Task instructions. Every record should be written out exactly, with the pictures left out.

+--

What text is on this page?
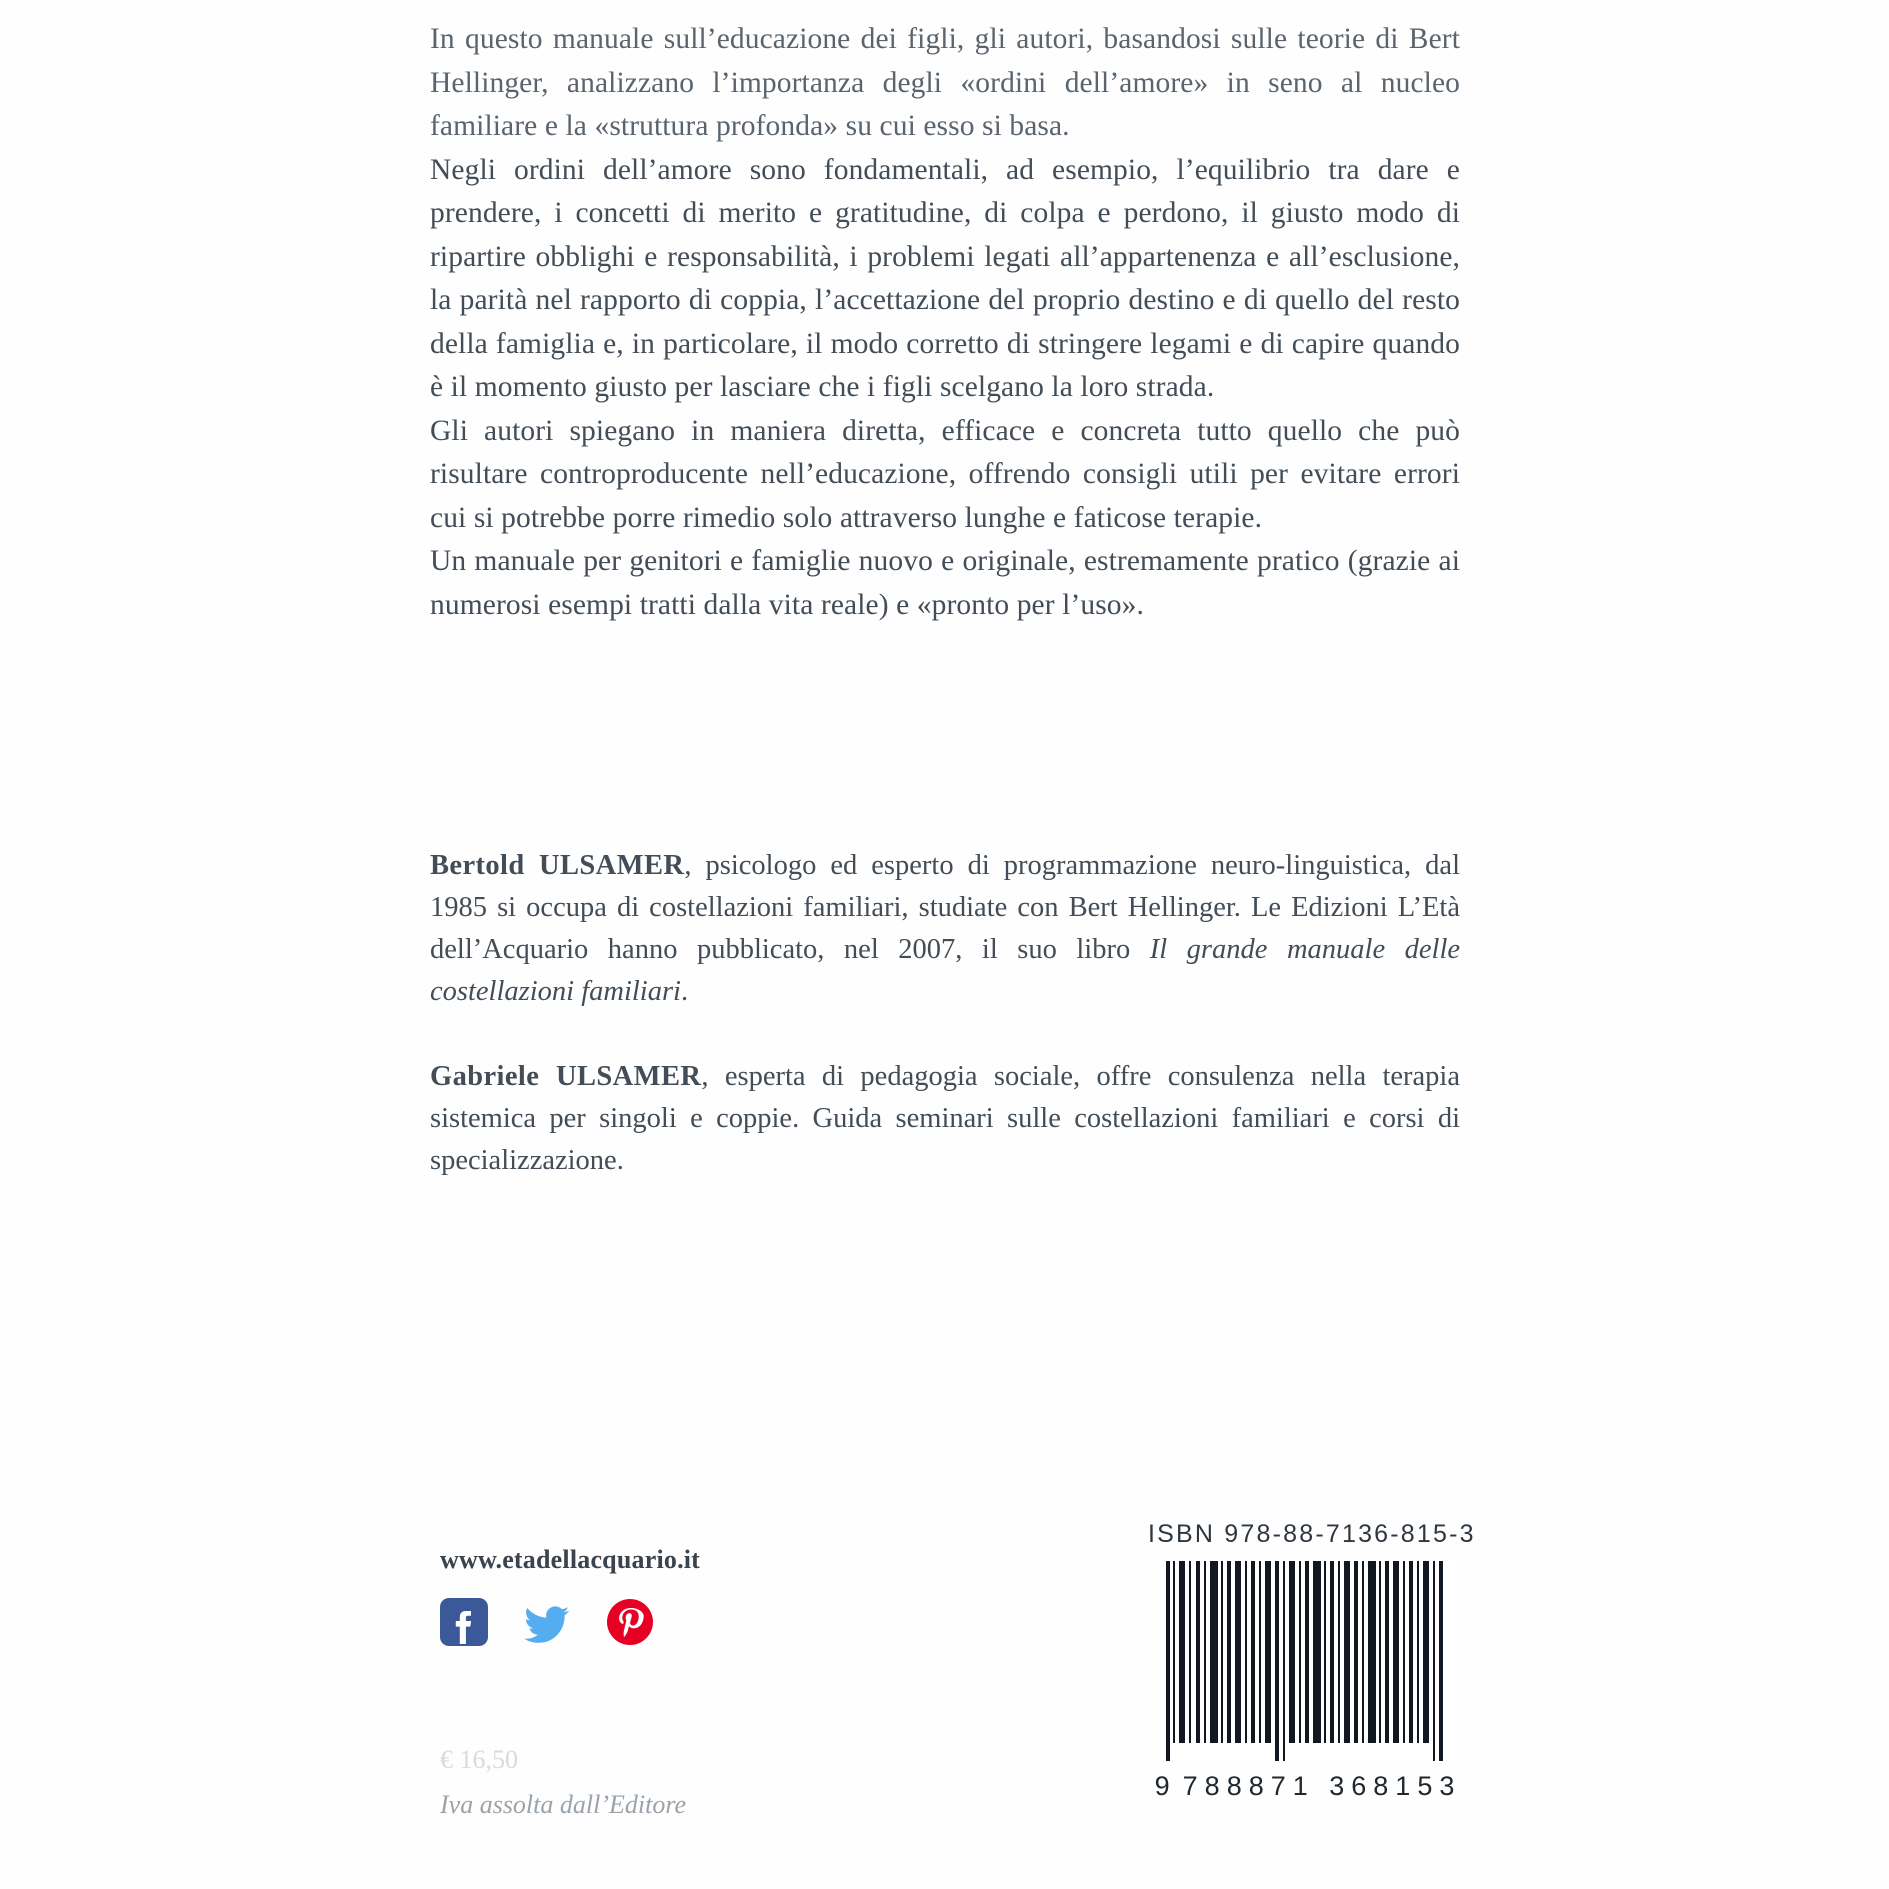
In questo manuale sull’educazione dei figli, gli autori, basandosi sulle teorie di Bert Hellinger, analizzano l’importanza degli «ordini dell’amore» in seno al nucleo familiare e la «struttura profonda» su cui esso si basa.

Negli ordini dell’amore sono fondamentali, ad esempio, l’equilibrio tra dare e prendere, i concetti di merito e gratitudine, di colpa e perdono, il giusto modo di ripartire obblighi e responsabilità, i problemi legati all’appartenenza e all’esclusione, la parità nel rapporto di coppia, l’accettazione del proprio destino e di quello del resto della famiglia e, in particolare, il modo corretto di stringere legami e di capire quando è il momento giusto per lasciare che i figli scelgano la loro strada.

Gli autori spiegano in maniera diretta, efficace e concreta tutto quello che può risultare controproducente nell’educazione, offrendo consigli utili per evitare errori cui si potrebbe porre rimedio solo attraverso lunghe e faticose terapie.

Un manuale per genitori e famiglie nuovo e originale, estremamente pratico (grazie ai numerosi esempi tratti dalla vita reale) e «pronto per l’uso».

Bertold ULSAMER, psicologo ed esperto di programmazione neuro-linguistica, dal 1985 si occupa di costellazioni familiari, studiate con Bert Hellinger. Le Edizioni L’Età dell’Acquario hanno pubblicato, nel 2007, il suo libro Il grande manuale delle costellazioni familiari.

Gabriele ULSAMER, esperta di pedagogia sociale, offre consulenza nella terapia sistemica per singoli e coppie. Guida seminari sulle costellazioni familiari e corsi di specializzazione.

www.etadellacquario.it
€ 16,50
Iva assolta dall’Editore
ISBN 978-88-7136-815-3
9 788871 368153
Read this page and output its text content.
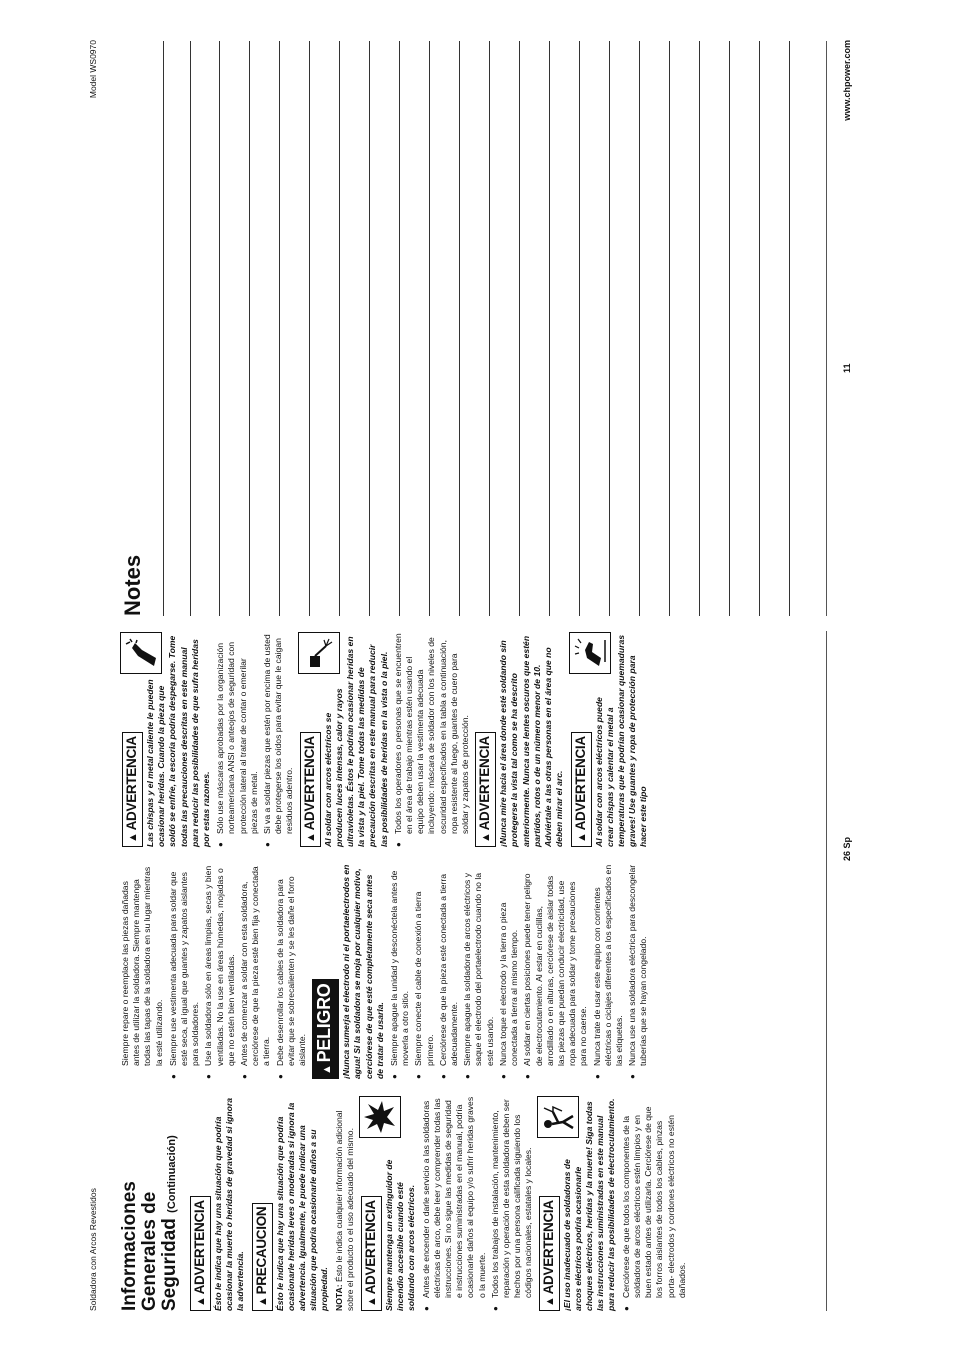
Soldadora con Arcos Revestidos
Model WS0970
Informaciones Generales de Seguridad (Continuación)
▲ADVERTENCIA Ésto le indica que hay una situación que podría ocasionar la muerte o heridas de gravedad si ignora la advertencia. ▲PRECAUCION Ésto le indica que hay una situación que podría ocasionarle heridas leves o moderadas si ignora la advertencia. Igualmente, le puede indicar una situación que podría ocasionarle daños a su propiedad. NOTA: Ésto le indica cualquier información adicional sobre el producto o el uso adecuado del mismo.	▲ADVERTENCIA Siempre mantenga un extinguidor de incendio accesible cuando esté soldando con arcos eléctricos. ● Antes de encender o darle servicio a las soldadoras eléctricas de arco, debe leer y comprender todas las instrucciones. Si no sigue las medidas de seguridad e instrucciones suministradas en el manual, podría ocasionarle daños al equipo y/o sufrir heridas graves o la muerte. ● Todos los trabajos de instalación, mantenimiento, reparación y operación de esta soldadora deben ser hechos por una persona calificada siguiendo los códigos nacionales, estatales y locales.
▲ADVERTENCIA ¡El uso inadecuado de soldadoras de arcos eléctricos podría ocasionarle choques eléctricos, heridas y la muerte! Siga todas las instrucciones suministradas en este manual para reducir las posibilidades de electrocutamiento. ● Cerciórese de que todos los componentes de la soldadora de arcos eléctricos estén limpios y en buen estado antes de utilizarla. Cerciórese de que los forros aislantes de todos los cables, pinzas porta- electrodos y cordones eléctricos no estén dañados.

Siempre repare o reemplace las piezas dañadas antes de utilizar la soldadora. Siempre mantenga todas las tapas de la soldadora en su lugar mientras la esté utilizando. ● Siempre use vestimenta adecuada para soldar que esté seca, al igual que guantes y zapatos aislantes para soldadores. ● Use la soldadora sólo en áreas limpias, secas y bien ventiladas. No la use en áreas húmedas, mojadas o que no estén bien ventiladas. ● Antes de comenzar a soldar con esta soldadora, cerciórese de que la pieza esté bien fija y conectada a tierra. ● Debe desenrollar los cables de la soldadora para evitar que se sobrecalienten y se les dañe el forro aislante.
▲PELIGRO ¡Nunca sumerja el electrodo ni el portaelectrodos en agua! Si la soldadora se moja por cualquier motivo, cerciórese de que esté completamente seca antes de tratar de usarla. ● Siempre apague la unidad y desconéctela antes de moverla a otro sitio. ● Siempre conecte el cable de conexión a tierra primero. ● Cerciórese de que la pieza esté conectada a tierra adecuadamente. ● Siempre apague la soldadora de arcos eléctricos y saque el electrodo del portaelectrodo cuando no la esté usando. ● Nunca toque el electrodo y la tierra o pieza conectada a tierra al mismo tiempo. ● Al soldar en ciertas posiciones puede tener peligro de electrocutamiento. Al estar en cuclillas, arrodillado o en alturas, cerciórese de aislar todas las piezas que puedan conducir electricidad, use ropa adecuada para soldar y tome precauciones para no caerse. ● Nunca trate de usar este equipo con corrientes eléctricas o ciclajes diferentes a los especificados en las etiquetas. ● Nunca use una soldadora eléctrica para descongelar tuberías que se hayan congelado.
▲ADVERTENCIA Las chispas y el metal caliente le pueden ocasionar heridas. Cuando la pieza que soldó se enfríe, la escoria podría despegarse. Tome todas las precauciones descritas en este manual para reducir las posibilidades de que sufra heridas por estas razones. ● Sólo use máscaras aprobadas por la organización norteamericana ANSI o anteojos de seguridad con protección lateral al tratar de contar o emerilar piezas de metal. ● Si va a soldar piezas que estén por encima de usted debe protegerse los oídos para evitar que le caigan residuos adentro.
▲ADVERTENCIA Al soldar con arcos eléctricos se producen luces intensas, calor y rayos ultravioletas. Éstos le podrían ocasionar heridas en la vista y la piel. Tome todas las medidas de precaución descritas en este manual para reducir las posibilidades de heridas en la vista o la piel. ● Todos los operadores o personas que se encuentren en el área de trabajo mientras estén usando el equipo deben usar la vestimenta adecuada incluyendo: máscara de soldador con los niveles de oscuridad especificados en la tabla a continuación, ropa resistente al fuego, guantes de cuero para soldar y zapatos de protección.
▲ADVERTENCIA ¡Nunca mire hacia el área donde esté soldando sin protegerse la vista tal como se ha descrito anteriormente. Nunca use lentes oscuros que estén partidos, rotos o de un número menor de 10. Adviértale a las otras personas en el área que no deben mirar el arc.	▲ADVERTENCIA Al soldar con arcos eléctricos puede crear chispas y calentar el metal a temperaturas que le podrían ocasionar quemaduras graves! Use guantes y ropa de protección para hacer este tipo

Notes
26 Sp
11
www.chpower.com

+--

Reply to the exercise.
What text is on this page?
In questo manuale sull’educazione dei figli, gli autori, basandosi sulle teorie di Bert Hellinger, analizzano l’importanza degli «ordini dell’amore» in seno al nucleo familiare e la «struttura profonda» su cui esso si basa.

Negli ordini dell’amore sono fondamentali, ad esempio, l’equilibrio tra dare e prendere, i concetti di merito e gratitudine, di colpa e perdono, il giusto modo di ripartire obblighi e responsabilità, i problemi legati all’appartenenza e all’esclusione, la parità nel rapporto di coppia, l’accettazione del proprio destino e di quello del resto della famiglia e, in particolare, il modo corretto di stringere legami e di capire quando è il momento giusto per lasciare che i figli scelgano la loro strada.

Gli autori spiegano in maniera diretta, efficace e concreta tutto quello che può risultare controproducente nell’educazione, offrendo consigli utili per evitare errori cui si potrebbe porre rimedio solo attraverso lunghe e faticose terapie.

Un manuale per genitori e famiglie nuovo e originale, estremamente pratico (grazie ai numerosi esempi tratti dalla vita reale) e «pronto per l’uso».

Bertold ULSAMER, psicologo ed esperto di programmazione neuro-linguistica, dal 1985 si occupa di costellazioni familiari, studiate con Bert Hellinger. Le Edizioni L’Età dell’Acquario hanno pubblicato, nel 2007, il suo libro Il grande manuale delle costellazioni familiari.

Gabriele ULSAMER, esperta di pedagogia sociale, offre consulenza nella terapia sistemica per singoli e coppie. Guida seminari sulle costellazioni familiari e corsi di specializzazione.

www.etadellacquario.it
€ 16,50
Iva assolta dall’Editore
ISBN 978-88-7136-815-3
9 788871 368153
Read this page and output its text content.
Soldadora con Arcos Revestidos
Model WS0970
Informaciones Generales de Seguridad (Continuación)
▲ADVERTENCIA Ésto le indica que hay una situación que podría ocasionar la muerte o heridas de gravedad si ignora la advertencia. ▲PRECAUCION Ésto le indica que hay una situación que podría ocasionarle heridas leves o moderadas si ignora la advertencia. Igualmente, le puede indicar una situación que podría ocasionarle daños a su propiedad. NOTA: Ésto le indica cualquier información adicional sobre el producto o el uso adecuado del mismo.	▲ADVERTENCIA Siempre mantenga un extinguidor de incendio accesible cuando esté soldando con arcos eléctricos. ● Antes de encender o darle servicio a las soldadoras eléctricas de arco, debe leer y comprender todas las instrucciones. Si no sigue las medidas de seguridad e instrucciones suministradas en el manual, podría ocasionarle daños al equipo y/o sufrir heridas graves o la muerte. ● Todos los trabajos de instalación, mantenimiento, reparación y operación de esta soldadora deben ser hechos por una persona calificada siguiendo los códigos nacionales, estatales y locales.
▲ADVERTENCIA ¡El uso inadecuado de soldadoras de arcos eléctricos podría ocasionarle choques eléctricos, heridas y la muerte! Siga todas las instrucciones suministradas en este manual para reducir las posibilidades de electrocutamiento. ● Cerciórese de que todos los componentes de la soldadora de arcos eléctricos estén limpios y en buen estado antes de utilizarla. Cerciórese de que los forros aislantes de todos los cables, pinzas porta- electrodos y cordones eléctricos no estén dañados.

Siempre repare o reemplace las piezas dañadas antes de utilizar la soldadora. Siempre mantenga todas las tapas de la soldadora en su lugar mientras la esté utilizando. ● Siempre use vestimenta adecuada para soldar que esté seca, al igual que guantes y zapatos aislantes para soldadores. ● Use la soldadora sólo en áreas limpias, secas y bien ventiladas. No la use en áreas húmedas, mojadas o que no estén bien ventiladas. ● Antes de comenzar a soldar con esta soldadora, cerciórese de que la pieza esté bien fija y conectada a tierra. ● Debe desenrollar los cables de la soldadora para evitar que se sobrecalienten y se les dañe el forro aislante.
▲PELIGRO ¡Nunca sumerja el electrodo ni el portaelectrodos en agua! Si la soldadora se moja por cualquier motivo, cerciórese de que esté completamente seca antes de tratar de usarla. ● Siempre apague la unidad y desconéctela antes de moverla a otro sitio. ● Siempre conecte el cable de conexión a tierra primero. ● Cerciórese de que la pieza esté conectada a tierra adecuadamente. ● Siempre apague la soldadora de arcos eléctricos y saque el electrodo del portaelectrodo cuando no la esté usando. ● Nunca toque el electrodo y la tierra o pieza conectada a tierra al mismo tiempo. ● Al soldar en ciertas posiciones puede tener peligro de electrocutamiento. Al estar en cuclillas, arrodillado o en alturas, cerciórese de aislar todas las piezas que puedan conducir electricidad, use ropa adecuada para soldar y tome precauciones para no caerse. ● Nunca trate de usar este equipo con corrientes eléctricas o ciclajes diferentes a los especificados en las etiquetas. ● Nunca use una soldadora eléctrica para descongelar tuberías que se hayan congelado.
▲ADVERTENCIA Las chispas y el metal caliente le pueden ocasionar heridas. Cuando la pieza que soldó se enfríe, la escoria podría despegarse. Tome todas las precauciones descritas en este manual para reducir las posibilidades de que sufra heridas por estas razones. ● Sólo use máscaras aprobadas por la organización norteamericana ANSI o anteojos de seguridad con protección lateral al tratar de contar o emerilar piezas de metal. ● Si va a soldar piezas que estén por encima de usted debe protegerse los oídos para evitar que le caigan residuos adentro.
▲ADVERTENCIA Al soldar con arcos eléctricos se producen luces intensas, calor y rayos ultravioletas. Éstos le podrían ocasionar heridas en la vista y la piel. Tome todas las medidas de precaución descritas en este manual para reducir las posibilidades de heridas en la vista o la piel. ● Todos los operadores o personas que se encuentren en el área de trabajo mientras estén usando el equipo deben usar la vestimenta adecuada incluyendo: máscara de soldador con los niveles de oscuridad especificados en la tabla a continuación, ropa resistente al fuego, guantes de cuero para soldar y zapatos de protección.
▲ADVERTENCIA ¡Nunca mire hacia el área donde esté soldando sin protegerse la vista tal como se ha descrito anteriormente. Nunca use lentes oscuros que estén partidos, rotos o de un número menor de 10. Adviértale a las otras personas en el área que no deben mirar el arc.	▲ADVERTENCIA Al soldar con arcos eléctricos puede crear chispas y calentar el metal a temperaturas que le podrían ocasionar quemaduras graves! Use guantes y ropa de protección para hacer este tipo

Notes
26 Sp
11
www.chpower.com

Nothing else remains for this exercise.